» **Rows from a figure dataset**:
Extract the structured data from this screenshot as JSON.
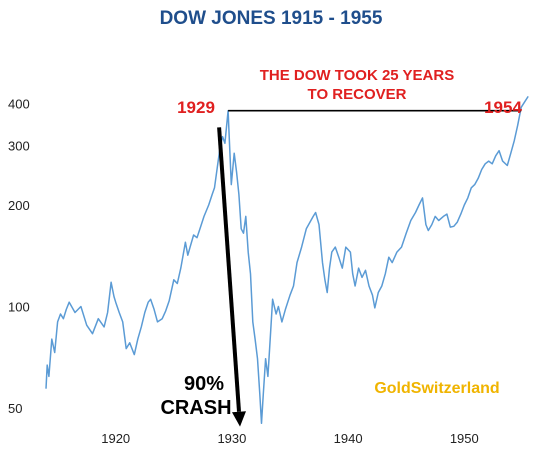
{
  "chart_data": {
    "type": "line",
    "title": "DOW JONES 1915 - 1955",
    "scale": "log",
    "xlim": [
      1914,
      1956
    ],
    "ylim": [
      43,
      430
    ],
    "x_ticks": [
      1920,
      1930,
      1940,
      1950
    ],
    "y_ticks": [
      50,
      100,
      200,
      300,
      400
    ],
    "grid": false,
    "colors": {
      "line": "#5b9bd5",
      "title": "#1f4e8c",
      "annotation": "#e02020",
      "watermark": "#f0b400"
    },
    "series": [
      {
        "x": [
          1914.0,
          1914.1,
          1914.25,
          1914.5,
          1914.75,
          1915.0,
          1915.25,
          1915.5,
          1915.75,
          1916.0,
          1916.5,
          1917.0,
          1917.5,
          1917.8,
          1918.0,
          1918.5,
          1919.0,
          1919.3,
          1919.6,
          1919.85,
          1920.0,
          1920.3,
          1920.6,
          1920.9,
          1921.2,
          1921.6,
          1921.9,
          1922.2,
          1922.5,
          1922.8,
          1923.0,
          1923.3,
          1923.6,
          1924.0,
          1924.3,
          1924.6,
          1925.0,
          1925.3,
          1925.6,
          1926.0,
          1926.2,
          1926.4,
          1926.7,
          1927.0,
          1927.3,
          1927.6,
          1928.0,
          1928.3,
          1928.5,
          1928.75,
          1929.0,
          1929.2,
          1929.4,
          1929.67,
          1929.8,
          1929.95,
          1930.2,
          1930.4,
          1930.6,
          1930.8,
          1931.0,
          1931.2,
          1931.4,
          1931.6,
          1931.8,
          1932.0,
          1932.2,
          1932.4,
          1932.55,
          1932.7,
          1932.9,
          1933.1,
          1933.3,
          1933.5,
          1933.8,
          1934.0,
          1934.3,
          1934.6,
          1935.0,
          1935.3,
          1935.6,
          1936.0,
          1936.4,
          1936.8,
          1937.0,
          1937.2,
          1937.5,
          1937.8,
          1938.0,
          1938.2,
          1938.4,
          1938.6,
          1938.9,
          1939.2,
          1939.5,
          1939.8,
          1940.2,
          1940.4,
          1940.6,
          1940.9,
          1941.2,
          1941.5,
          1941.8,
          1942.1,
          1942.3,
          1942.6,
          1942.9,
          1943.2,
          1943.5,
          1943.8,
          1944.2,
          1944.6,
          1945.0,
          1945.4,
          1945.8,
          1946.1,
          1946.4,
          1946.7,
          1946.9,
          1947.2,
          1947.5,
          1947.8,
          1948.2,
          1948.5,
          1948.8,
          1949.1,
          1949.4,
          1949.7,
          1950.0,
          1950.3,
          1950.6,
          1950.9,
          1951.2,
          1951.5,
          1951.8,
          1952.1,
          1952.4,
          1952.7,
          1953.0,
          1953.3,
          1953.7,
          1954.0,
          1954.3,
          1954.6,
          1954.9,
          1955.2,
          1955.5
        ],
        "y": [
          57,
          67,
          62,
          80,
          73,
          90,
          95,
          92,
          98,
          103,
          96,
          100,
          88,
          85,
          83,
          92,
          87,
          96,
          118,
          107,
          103,
          96,
          90,
          75,
          78,
          72,
          80,
          87,
          96,
          103,
          105,
          98,
          90,
          92,
          97,
          104,
          120,
          117,
          130,
          155,
          142,
          150,
          163,
          160,
          172,
          185,
          200,
          215,
          225,
          260,
          300,
          319,
          305,
          381,
          300,
          230,
          285,
          250,
          215,
          170,
          165,
          185,
          145,
          125,
          90,
          80,
          70,
          55,
          45,
          55,
          70,
          62,
          80,
          105,
          95,
          100,
          90,
          98,
          108,
          115,
          135,
          150,
          170,
          180,
          185,
          190,
          175,
          135,
          120,
          110,
          130,
          145,
          150,
          140,
          130,
          150,
          145,
          125,
          115,
          130,
          122,
          128,
          115,
          108,
          99,
          110,
          115,
          125,
          140,
          135,
          145,
          150,
          165,
          180,
          190,
          200,
          210,
          175,
          168,
          175,
          185,
          180,
          185,
          188,
          172,
          173,
          178,
          188,
          200,
          210,
          225,
          230,
          240,
          255,
          265,
          270,
          265,
          280,
          290,
          270,
          262,
          285,
          310,
          345,
          390,
          405,
          420
        ]
      }
    ],
    "annotations": {
      "peak_year": "1929",
      "recovery_year": "1954",
      "recovery_text_1": "THE DOW TOOK 25 YEARS",
      "recovery_text_2": "TO RECOVER",
      "crash_text_1": "90%",
      "crash_text_2": "CRASH",
      "watermark": "GoldSwitzerland",
      "recovery_level": 381,
      "recovery_start_x": 1929.67,
      "recovery_end_x": 1954.9,
      "crash_from": [
        1928.9,
        340
      ],
      "crash_to": [
        1930.7,
        44
      ]
    }
  }
}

» **Your task**: From the entries above, return each line with the word "title" in it.

» **Exercise result**:
    "title": "DOW JONES 1915 - 1955",
      "title": "#1f4e8c",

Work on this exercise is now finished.